Given instruction:
Render every entry verbatim.

___ Raw records

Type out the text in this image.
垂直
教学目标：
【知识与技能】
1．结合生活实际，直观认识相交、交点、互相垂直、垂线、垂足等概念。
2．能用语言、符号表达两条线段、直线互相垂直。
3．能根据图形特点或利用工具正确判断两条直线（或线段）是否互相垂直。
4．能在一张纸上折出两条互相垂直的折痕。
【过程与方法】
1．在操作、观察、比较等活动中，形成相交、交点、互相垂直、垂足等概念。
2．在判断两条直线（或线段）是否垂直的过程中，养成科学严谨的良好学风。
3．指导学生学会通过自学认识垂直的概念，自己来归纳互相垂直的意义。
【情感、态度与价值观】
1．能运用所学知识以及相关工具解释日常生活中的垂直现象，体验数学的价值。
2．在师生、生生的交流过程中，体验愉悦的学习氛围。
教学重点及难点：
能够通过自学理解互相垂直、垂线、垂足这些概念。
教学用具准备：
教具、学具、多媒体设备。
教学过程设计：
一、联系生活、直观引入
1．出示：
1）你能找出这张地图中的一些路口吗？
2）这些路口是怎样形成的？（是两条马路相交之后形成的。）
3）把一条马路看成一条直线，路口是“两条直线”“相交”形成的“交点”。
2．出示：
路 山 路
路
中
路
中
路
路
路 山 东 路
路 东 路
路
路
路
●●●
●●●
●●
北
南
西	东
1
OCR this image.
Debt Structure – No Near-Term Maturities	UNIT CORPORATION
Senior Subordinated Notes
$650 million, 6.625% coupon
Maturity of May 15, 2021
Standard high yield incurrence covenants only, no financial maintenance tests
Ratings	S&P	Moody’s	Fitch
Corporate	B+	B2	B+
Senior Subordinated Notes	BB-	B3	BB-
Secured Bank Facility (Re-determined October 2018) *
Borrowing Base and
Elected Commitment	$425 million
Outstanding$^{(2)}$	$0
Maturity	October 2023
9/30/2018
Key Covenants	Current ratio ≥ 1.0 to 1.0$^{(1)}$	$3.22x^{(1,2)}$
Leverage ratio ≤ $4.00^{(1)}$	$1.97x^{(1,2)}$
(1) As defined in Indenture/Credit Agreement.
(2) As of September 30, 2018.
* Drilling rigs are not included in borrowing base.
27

______

Solution below:
Type out the text in this image.
垂直
教学目标：
【知识与技能】
1．结合生活实际，直观认识相交、交点、互相垂直、垂线、垂足等概念。
2．能用语言、符号表达两条线段、直线互相垂直。
3．能根据图形特点或利用工具正确判断两条直线（或线段）是否互相垂直。
4．能在一张纸上折出两条互相垂直的折痕。
【过程与方法】
1．在操作、观察、比较等活动中，形成相交、交点、互相垂直、垂足等概念。
2．在判断两条直线（或线段）是否垂直的过程中，养成科学严谨的良好学风。
3．指导学生学会通过自学认识垂直的概念，自己来归纳互相垂直的意义。
【情感、态度与价值观】
1．能运用所学知识以及相关工具解释日常生活中的垂直现象，体验数学的价值。
2．在师生、生生的交流过程中，体验愉悦的学习氛围。
教学重点及难点：
能够通过自学理解互相垂直、垂线、垂足这些概念。
教学用具准备：
教具、学具、多媒体设备。
教学过程设计：
一、联系生活、直观引入
1．出示：
1）你能找出这张地图中的一些路口吗？
2）这些路口是怎样形成的？（是两条马路相交之后形成的。）
3）把一条马路看成一条直线，路口是“两条直线”“相交”形成的“交点”。
2．出示：
路 山 路
路
中
路
中
路
路
路 山 东 路
路 东 路
路
路
路
●●●
●●●
●●
北
南
西	东
1
OCR this image.
Debt Structure – No Near-Term Maturities	UNIT CORPORATION
Senior Subordinated Notes
$650 million, 6.625% coupon
Maturity of May 15, 2021
Standard high yield incurrence covenants only, no financial maintenance tests
Ratings	S&P	Moody’s	Fitch
Corporate	B+	B2	B+
Senior Subordinated Notes	BB-	B3	BB-
Secured Bank Facility (Re-determined October 2018) *
Borrowing Base and
Elected Commitment	$425 million
Outstanding$^{(2)}$	$0
Maturity	October 2023
9/30/2018
Key Covenants	Current ratio ≥ 1.0 to 1.0$^{(1)}$	$3.22x^{(1,2)}$
Leverage ratio ≤ $4.00^{(1)}$	$1.97x^{(1,2)}$
(1) As defined in Indenture/Credit Agreement.
(2) As of September 30, 2018.
* Drilling rigs are not included in borrowing base.
27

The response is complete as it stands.